ЗАДАНИЕ A:
Сколько крымских татар было депортировано из Крыма в мае 1944 года по официальным данным из текста о депортации?
ЗАДАНИЕ B:
Продолжи воспоминания Шевкета Идрисова о депортации крымских татар, начав сразу после последнего предложения.

ИСХОДНЫЙ ТЕКСТ:

= = =

Шевкет Идрисов: «За что нас так наказало государство?!»

Траурный митинг в годовщину депортации. Симферополь, 18 мая 2004 года

В Украине 18 мая – День памяти жертв геноцида крымскотатарского народа. По решению Государственного комитета обороны СССР в ходе спецоперации НКВД-НКГБ 18-20 мая 1944 года из Крыма в Среднюю Азию, Сибирь и Урал были депортированы все крымские татары, по официальным данным – 194 111 человек. Результатом общенародной акции «Унутма» («Помни»), проведенной в 2004-2011 годах в Крыму, стал сбор около 950 воспоминаний очевидцев совершенного над крымскими татарами геноцида. В рамках 73-й годовщины депортации Крым.Реалии совместно со Специальной комиссией Курултая по изучению геноцида крымскотатарского народа и преодолению его последствий публикуют уникальные свидетельства из этих исторических архивов.

Я, Шевкет Идрисов, крымский татарин, родился 17 мая 1927 года в селе Байгельды (с 1948 года село Трудовое Сакского района – КР) Крымской АССР.

Перед депортацией в состав семьи входили: отец, Али Идрисов, мать Мерьем Идрисова, сестра отца, Хатидже Чингизханова, я, Шевкет Идрисов, брат, Эскендер Идрисов (1930 г.р.), сестра, Гульнара Идрисова (1936 г.р.), брат, Ильяс Идрисов (1940 г.р.). На момент высылки мы жили в селе Ханышкой (с 1945 года село Отрадное Бахчисарайского района – КР), куда привел отец, боясь облав. Немцы жестоко расправились с жителями Евпатории после неудачного советского десанта.

Я работал скотником. А во время оккупации работал на мельнице, ночью носил муку партизанам, где начальником отряда был Михаил Шувалов. В 70-е годы я встречался с ним, но не догадался взять у него письменное подтверждение о том, что помогал партизанам.

Брата Абдувели (1929 г.р.) мобилизовали в Трудовую армию в город Гурьев.

Никто ничего толком не понимал. Многие решили, что ожидается бомбежка, их спасают

Никакие события накануне депортации не предвещали беды.

= = =

ДАННЫЕ:
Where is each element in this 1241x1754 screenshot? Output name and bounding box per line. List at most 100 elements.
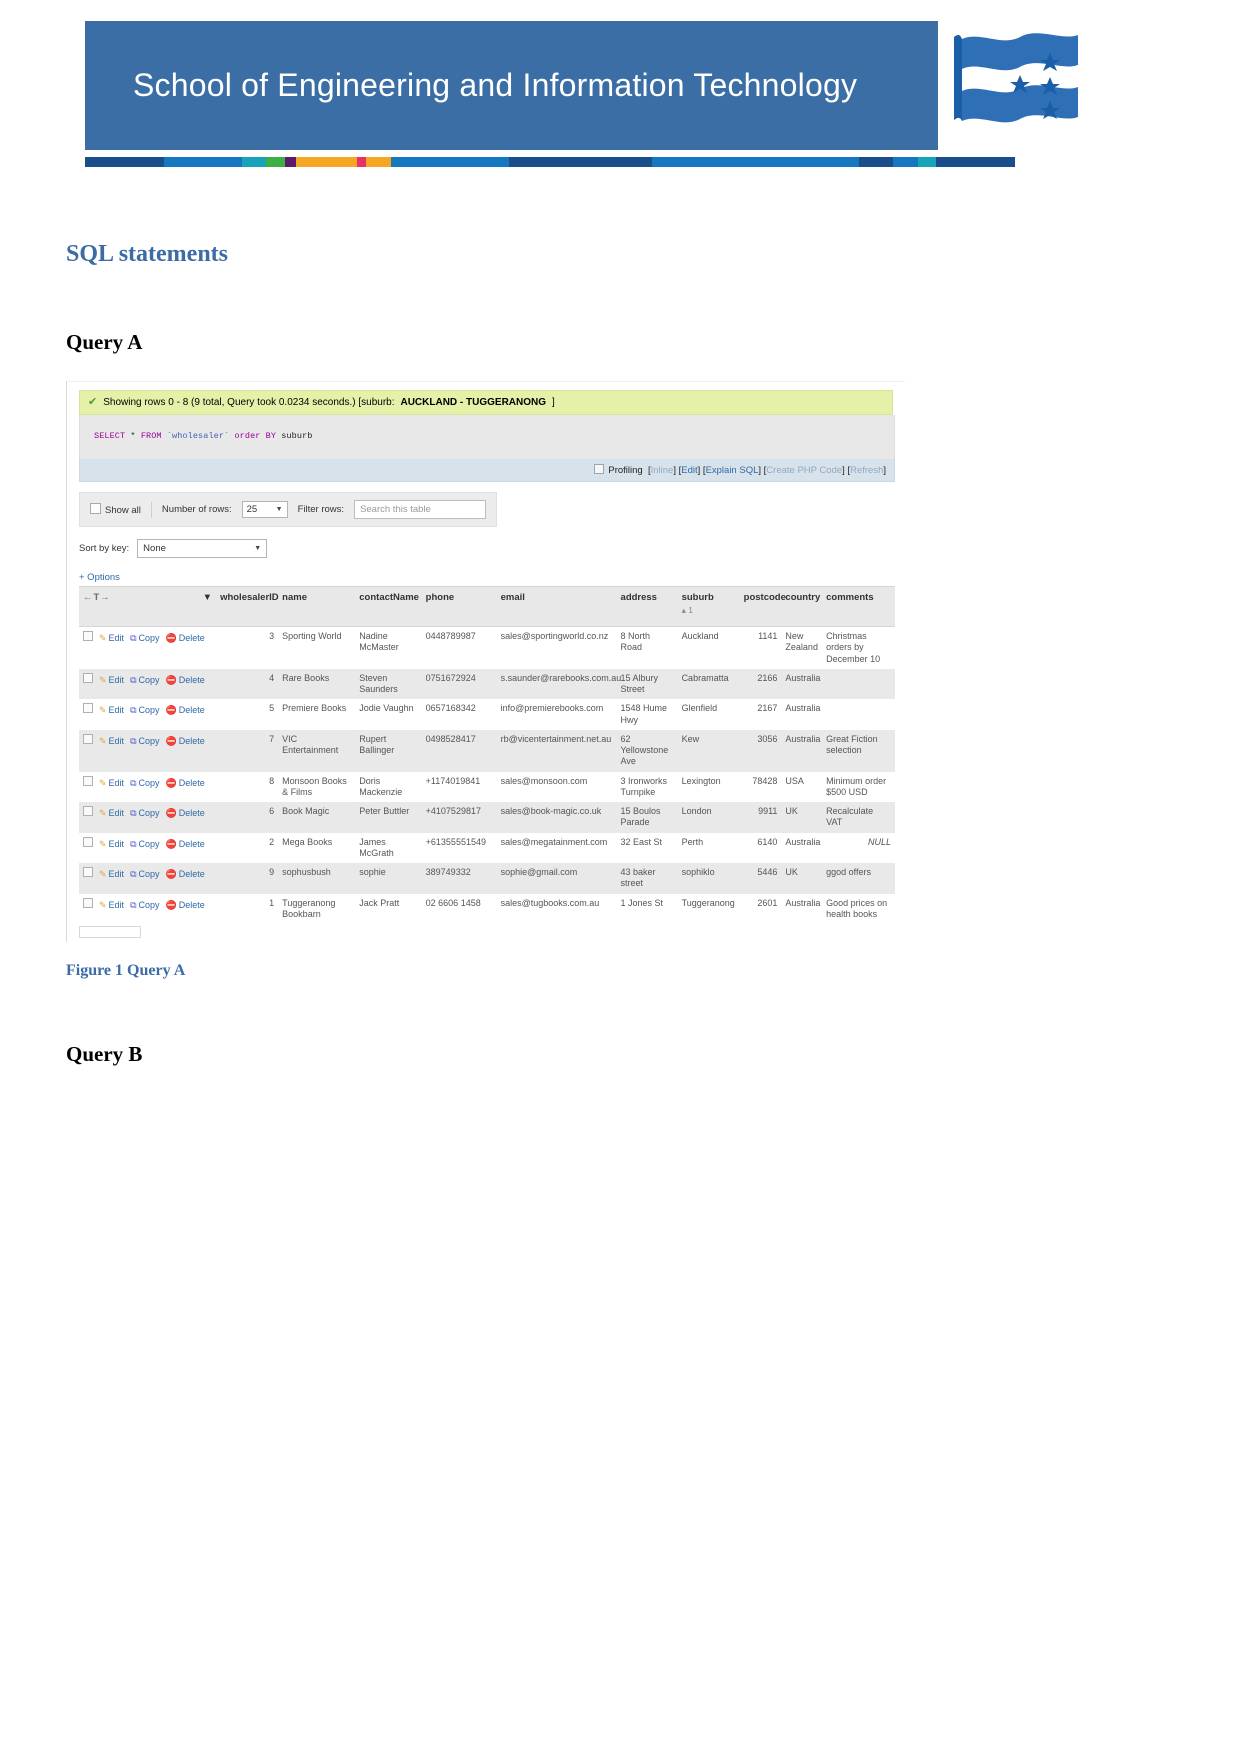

= = =

ОТВЕТ A:
По официальным данным, 194 111 человек.

ОТВЕТ B:
Было около пяти утра, когда в дверь дома постучали солдаты. На сборы дали 10-15 минут. Во дворе стояла машина, в которой находились старики, женщины и дети. Никто ничего толком не понимал. Многие решили, что ожидается бомбежка, их спасают. Нам зачитали постановление о выселении. Моя мама Мерьем затянула песню, чтобы подбодрить людей. Голос у нее был сильный, чистый, но песня была грустной.

С собой ничего взять не смогли. В сопровождении солдат нас доставили на станцию Бахчисарай. Погрузили в товарные вагоны, где возили скот и не сделана была дезинфекция. Наша семья попала в один вагон. В вагоне было свыше 60 человек – дети, старики и женщины. Никаких санитарных условий не было: ни туалетов, ни воды, чтобы умыться или попить. Иногда на остановках давали баланду: у кого была посуда, мог взять поесть. Из нашего вагона отстал старик Халил – так и пропал.

Узбеки сердились...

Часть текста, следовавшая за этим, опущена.